## Task directions
Go through the records and give each one again exactly.

## Records supplied
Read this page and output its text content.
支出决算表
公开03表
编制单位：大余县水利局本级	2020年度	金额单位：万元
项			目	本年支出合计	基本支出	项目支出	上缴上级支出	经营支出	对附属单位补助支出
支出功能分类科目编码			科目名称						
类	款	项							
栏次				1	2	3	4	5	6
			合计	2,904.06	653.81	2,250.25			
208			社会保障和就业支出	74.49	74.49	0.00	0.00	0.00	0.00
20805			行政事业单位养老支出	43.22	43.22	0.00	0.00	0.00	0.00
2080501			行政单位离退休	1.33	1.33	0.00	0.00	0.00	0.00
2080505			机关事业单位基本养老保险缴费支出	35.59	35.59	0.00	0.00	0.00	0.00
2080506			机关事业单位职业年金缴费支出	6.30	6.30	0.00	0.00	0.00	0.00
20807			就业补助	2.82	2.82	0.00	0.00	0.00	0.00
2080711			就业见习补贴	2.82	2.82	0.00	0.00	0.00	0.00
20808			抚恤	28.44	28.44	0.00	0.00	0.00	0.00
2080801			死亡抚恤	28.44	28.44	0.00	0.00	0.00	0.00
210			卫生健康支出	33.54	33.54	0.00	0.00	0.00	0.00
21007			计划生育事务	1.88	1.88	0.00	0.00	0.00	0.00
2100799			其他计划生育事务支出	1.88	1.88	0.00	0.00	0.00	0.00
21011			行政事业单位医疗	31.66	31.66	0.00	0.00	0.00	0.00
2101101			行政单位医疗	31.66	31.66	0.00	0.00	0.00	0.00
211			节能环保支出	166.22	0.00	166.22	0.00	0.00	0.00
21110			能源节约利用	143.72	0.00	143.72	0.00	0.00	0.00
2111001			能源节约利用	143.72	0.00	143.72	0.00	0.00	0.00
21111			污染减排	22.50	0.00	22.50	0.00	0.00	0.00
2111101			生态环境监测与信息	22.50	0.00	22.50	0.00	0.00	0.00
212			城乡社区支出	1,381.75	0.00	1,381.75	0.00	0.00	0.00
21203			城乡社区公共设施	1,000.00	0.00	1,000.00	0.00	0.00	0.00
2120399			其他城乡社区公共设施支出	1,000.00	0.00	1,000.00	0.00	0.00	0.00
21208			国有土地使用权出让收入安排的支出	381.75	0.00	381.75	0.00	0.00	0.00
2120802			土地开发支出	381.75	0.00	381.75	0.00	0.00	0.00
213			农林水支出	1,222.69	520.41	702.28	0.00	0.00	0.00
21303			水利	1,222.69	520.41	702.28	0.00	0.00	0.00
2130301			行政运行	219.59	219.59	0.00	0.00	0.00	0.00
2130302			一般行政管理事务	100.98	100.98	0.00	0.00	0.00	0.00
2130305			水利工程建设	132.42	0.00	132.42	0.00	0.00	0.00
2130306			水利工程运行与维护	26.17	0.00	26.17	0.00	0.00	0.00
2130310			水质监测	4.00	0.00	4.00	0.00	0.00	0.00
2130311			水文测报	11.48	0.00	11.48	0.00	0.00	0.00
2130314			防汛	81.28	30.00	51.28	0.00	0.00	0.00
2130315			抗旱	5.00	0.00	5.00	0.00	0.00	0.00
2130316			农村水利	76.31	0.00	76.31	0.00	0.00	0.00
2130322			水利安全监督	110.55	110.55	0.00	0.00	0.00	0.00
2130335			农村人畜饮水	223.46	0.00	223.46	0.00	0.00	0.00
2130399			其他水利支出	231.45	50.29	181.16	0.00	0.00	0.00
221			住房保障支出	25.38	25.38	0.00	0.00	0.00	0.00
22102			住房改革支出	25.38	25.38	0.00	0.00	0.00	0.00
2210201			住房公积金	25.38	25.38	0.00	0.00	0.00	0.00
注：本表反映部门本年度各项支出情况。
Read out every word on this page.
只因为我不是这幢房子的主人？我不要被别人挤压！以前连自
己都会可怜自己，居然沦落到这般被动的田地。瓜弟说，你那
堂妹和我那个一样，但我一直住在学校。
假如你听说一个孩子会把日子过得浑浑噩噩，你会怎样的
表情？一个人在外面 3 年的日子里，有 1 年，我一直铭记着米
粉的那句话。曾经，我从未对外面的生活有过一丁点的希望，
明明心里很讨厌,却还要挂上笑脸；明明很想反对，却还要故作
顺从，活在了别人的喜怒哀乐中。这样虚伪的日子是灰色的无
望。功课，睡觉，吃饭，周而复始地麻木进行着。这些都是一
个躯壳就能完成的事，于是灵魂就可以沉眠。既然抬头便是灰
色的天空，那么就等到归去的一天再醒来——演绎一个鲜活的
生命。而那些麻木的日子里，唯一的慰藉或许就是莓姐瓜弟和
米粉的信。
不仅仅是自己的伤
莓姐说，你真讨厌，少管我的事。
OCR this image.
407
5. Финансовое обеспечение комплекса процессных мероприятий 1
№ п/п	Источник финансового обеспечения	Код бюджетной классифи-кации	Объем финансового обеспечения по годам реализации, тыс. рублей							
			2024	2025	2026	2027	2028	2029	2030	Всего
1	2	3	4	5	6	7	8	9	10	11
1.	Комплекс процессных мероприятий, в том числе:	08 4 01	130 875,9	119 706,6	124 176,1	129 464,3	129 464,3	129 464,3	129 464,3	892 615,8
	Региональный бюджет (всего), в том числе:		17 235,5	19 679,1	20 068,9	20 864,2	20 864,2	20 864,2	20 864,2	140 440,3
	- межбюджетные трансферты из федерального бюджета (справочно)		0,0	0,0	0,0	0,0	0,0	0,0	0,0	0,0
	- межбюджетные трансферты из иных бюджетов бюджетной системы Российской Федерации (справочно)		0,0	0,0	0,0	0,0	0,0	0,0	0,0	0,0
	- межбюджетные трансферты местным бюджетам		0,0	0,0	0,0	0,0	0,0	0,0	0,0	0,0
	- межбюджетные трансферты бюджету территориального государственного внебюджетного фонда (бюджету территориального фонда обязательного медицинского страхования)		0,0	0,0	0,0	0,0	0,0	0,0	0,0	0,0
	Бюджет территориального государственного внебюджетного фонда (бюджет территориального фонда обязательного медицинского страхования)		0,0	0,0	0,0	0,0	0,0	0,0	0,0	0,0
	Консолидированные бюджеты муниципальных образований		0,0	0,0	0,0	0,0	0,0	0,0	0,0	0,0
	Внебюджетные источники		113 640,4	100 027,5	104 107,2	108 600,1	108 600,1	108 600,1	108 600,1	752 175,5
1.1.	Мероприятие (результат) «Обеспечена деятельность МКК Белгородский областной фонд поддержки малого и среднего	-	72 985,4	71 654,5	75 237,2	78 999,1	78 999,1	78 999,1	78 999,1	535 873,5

## Answer to the task
Read this page and output its text content.
支出决算表
公开03表
编制单位：大余县水利局本级	2020年度	金额单位：万元
项			目	本年支出合计	基本支出	项目支出	上缴上级支出	经营支出	对附属单位补助支出
支出功能分类科目编码			科目名称						
类	款	项							
栏次				1	2	3	4	5	6
			合计	2,904.06	653.81	2,250.25			
208			社会保障和就业支出	74.49	74.49	0.00	0.00	0.00	0.00
20805			行政事业单位养老支出	43.22	43.22	0.00	0.00	0.00	0.00
2080501			行政单位离退休	1.33	1.33	0.00	0.00	0.00	0.00
2080505			机关事业单位基本养老保险缴费支出	35.59	35.59	0.00	0.00	0.00	0.00
2080506			机关事业单位职业年金缴费支出	6.30	6.30	0.00	0.00	0.00	0.00
20807			就业补助	2.82	2.82	0.00	0.00	0.00	0.00
2080711			就业见习补贴	2.82	2.82	0.00	0.00	0.00	0.00
20808			抚恤	28.44	28.44	0.00	0.00	0.00	0.00
2080801			死亡抚恤	28.44	28.44	0.00	0.00	0.00	0.00
210			卫生健康支出	33.54	33.54	0.00	0.00	0.00	0.00
21007			计划生育事务	1.88	1.88	0.00	0.00	0.00	0.00
2100799			其他计划生育事务支出	1.88	1.88	0.00	0.00	0.00	0.00
21011			行政事业单位医疗	31.66	31.66	0.00	0.00	0.00	0.00
2101101			行政单位医疗	31.66	31.66	0.00	0.00	0.00	0.00
211			节能环保支出	166.22	0.00	166.22	0.00	0.00	0.00
21110			能源节约利用	143.72	0.00	143.72	0.00	0.00	0.00
2111001			能源节约利用	143.72	0.00	143.72	0.00	0.00	0.00
21111			污染减排	22.50	0.00	22.50	0.00	0.00	0.00
2111101			生态环境监测与信息	22.50	0.00	22.50	0.00	0.00	0.00
212			城乡社区支出	1,381.75	0.00	1,381.75	0.00	0.00	0.00
21203			城乡社区公共设施	1,000.00	0.00	1,000.00	0.00	0.00	0.00
2120399			其他城乡社区公共设施支出	1,000.00	0.00	1,000.00	0.00	0.00	0.00
21208			国有土地使用权出让收入安排的支出	381.75	0.00	381.75	0.00	0.00	0.00
2120802			土地开发支出	381.75	0.00	381.75	0.00	0.00	0.00
213			农林水支出	1,222.69	520.41	702.28	0.00	0.00	0.00
21303			水利	1,222.69	520.41	702.28	0.00	0.00	0.00
2130301			行政运行	219.59	219.59	0.00	0.00	0.00	0.00
2130302			一般行政管理事务	100.98	100.98	0.00	0.00	0.00	0.00
2130305			水利工程建设	132.42	0.00	132.42	0.00	0.00	0.00
2130306			水利工程运行与维护	26.17	0.00	26.17	0.00	0.00	0.00
2130310			水质监测	4.00	0.00	4.00	0.00	0.00	0.00
2130311			水文测报	11.48	0.00	11.48	0.00	0.00	0.00
2130314			防汛	81.28	30.00	51.28	0.00	0.00	0.00
2130315			抗旱	5.00	0.00	5.00	0.00	0.00	0.00
2130316			农村水利	76.31	0.00	76.31	0.00	0.00	0.00
2130322			水利安全监督	110.55	110.55	0.00	0.00	0.00	0.00
2130335			农村人畜饮水	223.46	0.00	223.46	0.00	0.00	0.00
2130399			其他水利支出	231.45	50.29	181.16	0.00	0.00	0.00
221			住房保障支出	25.38	25.38	0.00	0.00	0.00	0.00
22102			住房改革支出	25.38	25.38	0.00	0.00	0.00	0.00
2210201			住房公积金	25.38	25.38	0.00	0.00	0.00	0.00
注：本表反映部门本年度各项支出情况。
Read out every word on this page.
只因为我不是这幢房子的主人？我不要被别人挤压！以前连自
己都会可怜自己，居然沦落到这般被动的田地。瓜弟说，你那
堂妹和我那个一样，但我一直住在学校。
假如你听说一个孩子会把日子过得浑浑噩噩，你会怎样的
表情？一个人在外面 3 年的日子里，有 1 年，我一直铭记着米
粉的那句话。曾经，我从未对外面的生活有过一丁点的希望，
明明心里很讨厌,却还要挂上笑脸；明明很想反对，却还要故作
顺从，活在了别人的喜怒哀乐中。这样虚伪的日子是灰色的无
望。功课，睡觉，吃饭，周而复始地麻木进行着。这些都是一
个躯壳就能完成的事，于是灵魂就可以沉眠。既然抬头便是灰
色的天空，那么就等到归去的一天再醒来——演绎一个鲜活的
生命。而那些麻木的日子里，唯一的慰藉或许就是莓姐瓜弟和
米粉的信。
不仅仅是自己的伤
莓姐说，你真讨厌，少管我的事。
OCR this image.
407
5. Финансовое обеспечение комплекса процессных мероприятий 1
№ п/п	Источник финансового обеспечения	Код бюджетной классифи-кации	Объем финансового обеспечения по годам реализации, тыс. рублей							
			2024	2025	2026	2027	2028	2029	2030	Всего
1	2	3	4	5	6	7	8	9	10	11
1.	Комплекс процессных мероприятий, в том числе:	08 4 01	130 875,9	119 706,6	124 176,1	129 464,3	129 464,3	129 464,3	129 464,3	892 615,8
	Региональный бюджет (всего), в том числе:		17 235,5	19 679,1	20 068,9	20 864,2	20 864,2	20 864,2	20 864,2	140 440,3
	- межбюджетные трансферты из федерального бюджета (справочно)		0,0	0,0	0,0	0,0	0,0	0,0	0,0	0,0
	- межбюджетные трансферты из иных бюджетов бюджетной системы Российской Федерации (справочно)		0,0	0,0	0,0	0,0	0,0	0,0	0,0	0,0
	- межбюджетные трансферты местным бюджетам		0,0	0,0	0,0	0,0	0,0	0,0	0,0	0,0
	- межбюджетные трансферты бюджету территориального государственного внебюджетного фонда (бюджету территориального фонда обязательного медицинского страхования)		0,0	0,0	0,0	0,0	0,0	0,0	0,0	0,0
	Бюджет территориального государственного внебюджетного фонда (бюджет территориального фонда обязательного медицинского страхования)		0,0	0,0	0,0	0,0	0,0	0,0	0,0	0,0
	Консолидированные бюджеты муниципальных образований		0,0	0,0	0,0	0,0	0,0	0,0	0,0	0,0
	Внебюджетные источники		113 640,4	100 027,5	104 107,2	108 600,1	108 600,1	108 600,1	108 600,1	752 175,5
1.1.	Мероприятие (результат) «Обеспечена деятельность МКК Белгородский областной фонд поддержки малого и среднего	-	72 985,4	71 654,5	75 237,2	78 999,1	78 999,1	78 999,1	78 999,1	535 873,5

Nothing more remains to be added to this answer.